(Description of the task): Search the data for the word "xlabel" and copy every line where it occurs.

(Records from a collection of figures)
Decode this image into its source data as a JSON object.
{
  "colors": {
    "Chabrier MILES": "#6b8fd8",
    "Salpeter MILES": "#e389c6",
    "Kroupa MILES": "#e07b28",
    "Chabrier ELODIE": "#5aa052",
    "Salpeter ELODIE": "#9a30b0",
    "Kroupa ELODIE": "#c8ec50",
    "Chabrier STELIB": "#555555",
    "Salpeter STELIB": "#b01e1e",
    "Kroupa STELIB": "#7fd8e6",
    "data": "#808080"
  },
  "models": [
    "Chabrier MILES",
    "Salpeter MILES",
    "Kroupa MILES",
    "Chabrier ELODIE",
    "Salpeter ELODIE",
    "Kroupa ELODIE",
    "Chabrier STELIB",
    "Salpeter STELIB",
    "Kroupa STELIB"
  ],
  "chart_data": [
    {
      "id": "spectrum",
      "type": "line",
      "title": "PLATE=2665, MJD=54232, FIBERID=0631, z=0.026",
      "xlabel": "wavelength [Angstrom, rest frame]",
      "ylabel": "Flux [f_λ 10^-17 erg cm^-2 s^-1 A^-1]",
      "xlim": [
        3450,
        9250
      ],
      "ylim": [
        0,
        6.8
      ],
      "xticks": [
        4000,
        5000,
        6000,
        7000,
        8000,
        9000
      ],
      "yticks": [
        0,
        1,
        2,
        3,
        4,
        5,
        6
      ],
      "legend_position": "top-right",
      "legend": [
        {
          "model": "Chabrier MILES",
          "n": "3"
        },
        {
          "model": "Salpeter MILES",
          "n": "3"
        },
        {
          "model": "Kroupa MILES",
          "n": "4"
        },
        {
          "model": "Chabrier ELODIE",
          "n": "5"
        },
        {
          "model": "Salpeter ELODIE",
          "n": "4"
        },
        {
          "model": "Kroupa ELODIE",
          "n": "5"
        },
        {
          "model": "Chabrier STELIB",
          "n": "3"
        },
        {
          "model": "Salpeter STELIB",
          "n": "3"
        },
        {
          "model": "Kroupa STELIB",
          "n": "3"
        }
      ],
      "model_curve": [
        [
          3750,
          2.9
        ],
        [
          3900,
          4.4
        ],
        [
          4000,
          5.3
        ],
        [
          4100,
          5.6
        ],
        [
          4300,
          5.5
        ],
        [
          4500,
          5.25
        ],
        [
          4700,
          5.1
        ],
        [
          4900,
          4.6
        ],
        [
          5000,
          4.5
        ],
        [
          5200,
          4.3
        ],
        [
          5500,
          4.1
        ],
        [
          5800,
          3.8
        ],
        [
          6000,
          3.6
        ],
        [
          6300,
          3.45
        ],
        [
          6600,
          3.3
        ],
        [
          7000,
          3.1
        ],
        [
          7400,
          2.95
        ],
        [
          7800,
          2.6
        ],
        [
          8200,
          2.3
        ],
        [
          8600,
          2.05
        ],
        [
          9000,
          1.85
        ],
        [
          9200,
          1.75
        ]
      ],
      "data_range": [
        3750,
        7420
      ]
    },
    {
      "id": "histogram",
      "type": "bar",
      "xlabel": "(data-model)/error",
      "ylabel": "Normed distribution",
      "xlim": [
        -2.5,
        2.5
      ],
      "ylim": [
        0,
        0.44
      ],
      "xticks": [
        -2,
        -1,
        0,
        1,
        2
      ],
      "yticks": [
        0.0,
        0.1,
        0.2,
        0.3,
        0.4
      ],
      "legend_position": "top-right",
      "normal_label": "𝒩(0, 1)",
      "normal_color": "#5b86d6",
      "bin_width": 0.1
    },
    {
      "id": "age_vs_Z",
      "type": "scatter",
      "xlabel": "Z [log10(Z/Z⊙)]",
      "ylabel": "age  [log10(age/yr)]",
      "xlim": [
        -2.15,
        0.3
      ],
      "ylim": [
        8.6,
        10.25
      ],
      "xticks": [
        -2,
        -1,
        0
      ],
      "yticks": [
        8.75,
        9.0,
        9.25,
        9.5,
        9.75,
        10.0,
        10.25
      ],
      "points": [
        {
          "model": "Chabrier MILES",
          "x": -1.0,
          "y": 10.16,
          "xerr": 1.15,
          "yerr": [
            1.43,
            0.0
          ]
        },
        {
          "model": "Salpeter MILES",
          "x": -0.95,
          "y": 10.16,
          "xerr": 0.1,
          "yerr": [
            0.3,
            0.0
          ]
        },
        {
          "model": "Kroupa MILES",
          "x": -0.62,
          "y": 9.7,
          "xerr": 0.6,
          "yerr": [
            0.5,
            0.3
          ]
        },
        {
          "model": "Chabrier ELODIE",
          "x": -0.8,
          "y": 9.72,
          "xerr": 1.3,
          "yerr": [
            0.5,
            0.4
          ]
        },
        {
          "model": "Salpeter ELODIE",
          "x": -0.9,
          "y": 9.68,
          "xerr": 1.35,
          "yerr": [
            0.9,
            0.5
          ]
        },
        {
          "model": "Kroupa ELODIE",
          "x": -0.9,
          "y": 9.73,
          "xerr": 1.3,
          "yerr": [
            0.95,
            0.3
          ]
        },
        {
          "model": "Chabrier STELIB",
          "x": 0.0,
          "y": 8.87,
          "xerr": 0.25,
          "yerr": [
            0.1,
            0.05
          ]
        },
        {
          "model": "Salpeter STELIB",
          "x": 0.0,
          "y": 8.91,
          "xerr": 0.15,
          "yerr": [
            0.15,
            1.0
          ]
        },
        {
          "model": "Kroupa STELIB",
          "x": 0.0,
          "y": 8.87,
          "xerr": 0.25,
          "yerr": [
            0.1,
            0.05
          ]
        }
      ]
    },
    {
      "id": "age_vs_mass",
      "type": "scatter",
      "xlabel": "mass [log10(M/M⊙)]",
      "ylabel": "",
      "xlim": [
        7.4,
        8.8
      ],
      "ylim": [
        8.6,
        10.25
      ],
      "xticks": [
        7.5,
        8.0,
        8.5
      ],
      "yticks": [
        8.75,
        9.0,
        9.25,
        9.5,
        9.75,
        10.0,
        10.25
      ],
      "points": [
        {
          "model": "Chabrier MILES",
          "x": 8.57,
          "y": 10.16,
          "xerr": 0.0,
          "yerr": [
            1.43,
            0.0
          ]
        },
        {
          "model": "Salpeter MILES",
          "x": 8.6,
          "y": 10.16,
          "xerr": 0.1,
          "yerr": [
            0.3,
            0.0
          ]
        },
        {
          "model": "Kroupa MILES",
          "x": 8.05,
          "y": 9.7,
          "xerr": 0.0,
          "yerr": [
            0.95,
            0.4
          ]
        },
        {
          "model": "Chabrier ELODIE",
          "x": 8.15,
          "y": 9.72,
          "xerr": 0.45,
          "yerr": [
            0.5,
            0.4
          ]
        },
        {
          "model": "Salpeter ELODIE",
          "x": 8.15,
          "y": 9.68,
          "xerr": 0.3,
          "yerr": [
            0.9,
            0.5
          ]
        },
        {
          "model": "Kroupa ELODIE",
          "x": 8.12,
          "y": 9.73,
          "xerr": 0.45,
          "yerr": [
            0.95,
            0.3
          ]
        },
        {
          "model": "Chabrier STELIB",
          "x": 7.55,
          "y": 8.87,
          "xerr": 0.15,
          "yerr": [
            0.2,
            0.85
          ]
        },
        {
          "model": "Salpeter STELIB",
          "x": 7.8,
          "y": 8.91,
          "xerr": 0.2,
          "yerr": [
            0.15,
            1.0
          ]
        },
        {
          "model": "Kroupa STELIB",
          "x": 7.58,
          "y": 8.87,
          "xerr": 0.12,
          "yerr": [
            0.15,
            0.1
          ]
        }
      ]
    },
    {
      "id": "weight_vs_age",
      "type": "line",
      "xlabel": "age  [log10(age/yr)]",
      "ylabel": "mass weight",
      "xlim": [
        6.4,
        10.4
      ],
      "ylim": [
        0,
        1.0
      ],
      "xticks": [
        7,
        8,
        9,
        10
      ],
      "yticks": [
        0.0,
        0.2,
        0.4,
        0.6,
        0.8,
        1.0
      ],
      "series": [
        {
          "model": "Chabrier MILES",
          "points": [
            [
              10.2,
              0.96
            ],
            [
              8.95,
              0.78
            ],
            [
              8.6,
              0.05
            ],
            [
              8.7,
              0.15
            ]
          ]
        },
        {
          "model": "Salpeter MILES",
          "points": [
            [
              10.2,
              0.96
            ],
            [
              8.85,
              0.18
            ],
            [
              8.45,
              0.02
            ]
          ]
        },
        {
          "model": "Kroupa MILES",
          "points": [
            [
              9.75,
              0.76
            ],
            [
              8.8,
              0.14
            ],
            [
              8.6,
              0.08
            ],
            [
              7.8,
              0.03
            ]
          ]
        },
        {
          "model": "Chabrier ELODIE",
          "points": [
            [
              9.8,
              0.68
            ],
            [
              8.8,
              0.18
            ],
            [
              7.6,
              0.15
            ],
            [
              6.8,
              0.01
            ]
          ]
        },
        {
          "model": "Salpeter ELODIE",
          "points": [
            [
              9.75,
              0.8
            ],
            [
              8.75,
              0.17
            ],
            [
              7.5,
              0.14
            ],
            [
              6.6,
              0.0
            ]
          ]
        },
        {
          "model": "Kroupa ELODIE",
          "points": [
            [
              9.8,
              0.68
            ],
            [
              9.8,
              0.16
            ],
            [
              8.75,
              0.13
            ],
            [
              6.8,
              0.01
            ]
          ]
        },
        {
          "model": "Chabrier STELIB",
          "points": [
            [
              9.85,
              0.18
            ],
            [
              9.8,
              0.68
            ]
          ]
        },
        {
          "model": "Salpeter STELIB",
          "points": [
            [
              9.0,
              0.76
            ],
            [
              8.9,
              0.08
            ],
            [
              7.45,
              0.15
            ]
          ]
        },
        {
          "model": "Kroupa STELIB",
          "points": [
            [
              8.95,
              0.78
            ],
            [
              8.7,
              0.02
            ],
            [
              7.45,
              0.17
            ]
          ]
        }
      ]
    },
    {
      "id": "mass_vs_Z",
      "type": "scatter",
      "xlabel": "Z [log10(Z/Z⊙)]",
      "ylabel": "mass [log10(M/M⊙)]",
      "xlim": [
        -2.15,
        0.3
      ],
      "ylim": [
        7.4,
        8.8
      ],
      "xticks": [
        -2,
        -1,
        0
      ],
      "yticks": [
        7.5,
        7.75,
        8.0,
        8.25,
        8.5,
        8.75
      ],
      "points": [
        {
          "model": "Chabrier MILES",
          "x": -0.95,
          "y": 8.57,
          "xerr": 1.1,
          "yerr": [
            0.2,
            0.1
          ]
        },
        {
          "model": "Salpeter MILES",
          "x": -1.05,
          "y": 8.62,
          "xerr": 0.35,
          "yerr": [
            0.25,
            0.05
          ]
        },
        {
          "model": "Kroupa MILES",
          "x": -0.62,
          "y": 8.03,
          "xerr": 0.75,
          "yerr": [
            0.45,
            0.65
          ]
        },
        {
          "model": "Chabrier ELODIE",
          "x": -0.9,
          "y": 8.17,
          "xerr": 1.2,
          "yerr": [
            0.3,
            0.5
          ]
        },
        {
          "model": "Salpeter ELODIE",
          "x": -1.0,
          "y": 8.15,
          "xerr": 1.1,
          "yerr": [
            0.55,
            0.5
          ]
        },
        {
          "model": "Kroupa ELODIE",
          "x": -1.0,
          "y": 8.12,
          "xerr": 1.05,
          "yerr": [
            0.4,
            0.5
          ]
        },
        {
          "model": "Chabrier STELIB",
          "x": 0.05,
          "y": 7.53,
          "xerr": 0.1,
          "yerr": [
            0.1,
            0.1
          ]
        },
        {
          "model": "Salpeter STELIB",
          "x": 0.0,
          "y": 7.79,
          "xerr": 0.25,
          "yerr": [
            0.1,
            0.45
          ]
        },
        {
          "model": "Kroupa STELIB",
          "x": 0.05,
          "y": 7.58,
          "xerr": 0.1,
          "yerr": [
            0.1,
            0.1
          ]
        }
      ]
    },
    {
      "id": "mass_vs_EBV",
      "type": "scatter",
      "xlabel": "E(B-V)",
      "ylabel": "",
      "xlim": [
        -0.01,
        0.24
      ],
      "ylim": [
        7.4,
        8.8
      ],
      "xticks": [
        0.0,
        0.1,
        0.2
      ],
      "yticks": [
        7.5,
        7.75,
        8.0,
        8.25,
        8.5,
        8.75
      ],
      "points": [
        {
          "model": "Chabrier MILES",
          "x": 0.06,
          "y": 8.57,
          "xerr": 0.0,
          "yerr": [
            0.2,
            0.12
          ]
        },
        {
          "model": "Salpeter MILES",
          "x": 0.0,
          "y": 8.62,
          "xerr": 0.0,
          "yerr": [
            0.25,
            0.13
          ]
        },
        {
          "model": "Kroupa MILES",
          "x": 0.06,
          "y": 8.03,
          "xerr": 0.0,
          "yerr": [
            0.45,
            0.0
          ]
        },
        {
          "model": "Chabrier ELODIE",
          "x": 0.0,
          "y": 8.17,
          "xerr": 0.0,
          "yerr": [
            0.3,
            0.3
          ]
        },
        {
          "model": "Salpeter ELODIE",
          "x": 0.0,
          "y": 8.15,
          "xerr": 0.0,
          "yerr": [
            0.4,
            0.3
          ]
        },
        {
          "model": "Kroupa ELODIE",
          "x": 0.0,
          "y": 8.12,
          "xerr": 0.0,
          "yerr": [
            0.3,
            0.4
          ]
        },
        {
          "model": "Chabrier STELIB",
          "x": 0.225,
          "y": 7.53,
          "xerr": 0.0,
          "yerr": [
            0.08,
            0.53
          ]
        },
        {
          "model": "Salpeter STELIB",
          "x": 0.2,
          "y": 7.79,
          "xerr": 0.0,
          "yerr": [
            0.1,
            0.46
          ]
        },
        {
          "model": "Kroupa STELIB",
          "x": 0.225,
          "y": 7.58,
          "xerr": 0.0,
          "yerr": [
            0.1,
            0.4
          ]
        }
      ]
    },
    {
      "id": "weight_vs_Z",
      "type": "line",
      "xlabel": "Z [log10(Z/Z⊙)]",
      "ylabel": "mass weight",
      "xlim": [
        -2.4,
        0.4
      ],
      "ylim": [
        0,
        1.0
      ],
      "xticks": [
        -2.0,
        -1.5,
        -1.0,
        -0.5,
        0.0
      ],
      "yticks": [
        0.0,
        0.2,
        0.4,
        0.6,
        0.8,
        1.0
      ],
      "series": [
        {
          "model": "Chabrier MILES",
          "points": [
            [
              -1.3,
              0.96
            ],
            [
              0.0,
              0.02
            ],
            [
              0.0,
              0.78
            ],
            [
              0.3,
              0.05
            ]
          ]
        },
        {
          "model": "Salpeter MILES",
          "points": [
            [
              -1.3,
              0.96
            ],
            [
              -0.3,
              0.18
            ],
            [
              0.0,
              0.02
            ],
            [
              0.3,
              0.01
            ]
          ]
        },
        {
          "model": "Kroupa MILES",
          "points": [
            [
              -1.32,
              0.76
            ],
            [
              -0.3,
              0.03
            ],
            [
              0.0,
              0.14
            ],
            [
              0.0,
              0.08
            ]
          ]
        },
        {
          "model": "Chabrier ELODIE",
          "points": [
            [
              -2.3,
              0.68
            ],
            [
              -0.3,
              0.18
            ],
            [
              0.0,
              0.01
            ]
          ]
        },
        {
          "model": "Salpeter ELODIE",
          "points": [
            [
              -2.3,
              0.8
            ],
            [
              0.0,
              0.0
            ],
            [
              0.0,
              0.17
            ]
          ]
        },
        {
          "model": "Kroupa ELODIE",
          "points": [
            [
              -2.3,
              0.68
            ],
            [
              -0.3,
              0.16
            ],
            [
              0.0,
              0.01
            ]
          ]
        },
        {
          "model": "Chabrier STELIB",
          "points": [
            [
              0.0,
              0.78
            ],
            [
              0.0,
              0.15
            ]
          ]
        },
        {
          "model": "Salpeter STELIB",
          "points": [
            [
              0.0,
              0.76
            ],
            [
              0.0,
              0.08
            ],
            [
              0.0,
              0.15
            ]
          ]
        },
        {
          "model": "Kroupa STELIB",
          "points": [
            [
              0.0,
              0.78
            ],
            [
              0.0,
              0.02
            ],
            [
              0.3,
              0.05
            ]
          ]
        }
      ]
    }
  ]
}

(Task result):
      "xlabel": "wavelength [Angstrom, rest frame]",
      "xlabel": "(data-model)/error",
      "xlabel": "Z [log10(Z/Z⊙)]",
      "xlabel": "mass [log10(M/M⊙)]",
      "xlabel": "age  [log10(age/yr)]",
      "xlabel": "Z [log10(Z/Z⊙)]",
      "xlabel": "E(B-V)",
      "xlabel": "Z [log10(Z/Z⊙)]",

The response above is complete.